** Problem to work on **
What follows is a block of records; restate each one word for word.

* * * * * * *

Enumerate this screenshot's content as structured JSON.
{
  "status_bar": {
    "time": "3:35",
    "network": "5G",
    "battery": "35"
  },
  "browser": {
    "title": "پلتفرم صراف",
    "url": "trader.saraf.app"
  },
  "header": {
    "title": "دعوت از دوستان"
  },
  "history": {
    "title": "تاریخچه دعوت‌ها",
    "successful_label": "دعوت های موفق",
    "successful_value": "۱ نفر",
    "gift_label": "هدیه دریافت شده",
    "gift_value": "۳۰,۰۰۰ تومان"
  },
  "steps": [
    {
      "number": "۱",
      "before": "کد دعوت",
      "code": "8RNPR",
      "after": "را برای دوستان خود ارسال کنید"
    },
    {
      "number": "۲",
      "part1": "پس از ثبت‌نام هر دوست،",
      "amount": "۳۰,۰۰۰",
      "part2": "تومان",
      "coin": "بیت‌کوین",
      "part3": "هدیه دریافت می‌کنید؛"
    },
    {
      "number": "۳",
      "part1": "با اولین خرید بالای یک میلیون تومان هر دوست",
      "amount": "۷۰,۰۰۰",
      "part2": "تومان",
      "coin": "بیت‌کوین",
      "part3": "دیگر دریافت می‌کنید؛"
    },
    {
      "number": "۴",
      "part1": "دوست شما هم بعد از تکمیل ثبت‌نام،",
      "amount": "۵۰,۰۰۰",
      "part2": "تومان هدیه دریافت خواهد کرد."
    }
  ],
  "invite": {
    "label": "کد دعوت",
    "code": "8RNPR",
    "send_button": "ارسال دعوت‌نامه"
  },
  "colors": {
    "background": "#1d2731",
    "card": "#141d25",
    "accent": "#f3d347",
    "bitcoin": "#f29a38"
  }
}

* * * * * * *

** Problem solution **
Enumerate this screenshot's content as structured JSON.
{
  "status_bar": {
    "time": "3:35",
    "network": "5G",
    "battery": "35"
  },
  "browser": {
    "title": "پلتفرم صراف",
    "url": "trader.saraf.app"
  },
  "header": {
    "title": "دعوت از دوستان"
  },
  "history": {
    "title": "تاریخچه دعوت‌ها",
    "successful_label": "دعوت های موفق",
    "successful_value": "۱ نفر",
    "gift_label": "هدیه دریافت شده",
    "gift_value": "۳۰,۰۰۰ تومان"
  },
  "steps": [
    {
      "number": "۱",
      "before": "کد دعوت",
      "code": "8RNPR",
      "after": "را برای دوستان خود ارسال کنید"
    },
    {
      "number": "۲",
      "part1": "پس از ثبت‌نام هر دوست،",
      "amount": "۳۰,۰۰۰",
      "part2": "تومان",
      "coin": "بیت‌کوین",
      "part3": "هدیه دریافت می‌کنید؛"
    },
    {
      "number": "۳",
      "part1": "با اولین خرید بالای یک میلیون تومان هر دوست",
      "amount": "۷۰,۰۰۰",
      "part2": "تومان",
      "coin": "بیت‌کوین",
      "part3": "دیگر دریافت می‌کنید؛"
    },
    {
      "number": "۴",
      "part1": "دوست شما هم بعد از تکمیل ثبت‌نام،",
      "amount": "۵۰,۰۰۰",
      "part2": "تومان هدیه دریافت خواهد کرد."
    }
  ],
  "invite": {
    "label": "کد دعوت",
    "code": "8RNPR",
    "send_button": "ارسال دعوت‌نامه"
  },
  "colors": {
    "background": "#1d2731",
    "card": "#141d25",
    "accent": "#f3d347",
    "bitcoin": "#f29a38"
  }
}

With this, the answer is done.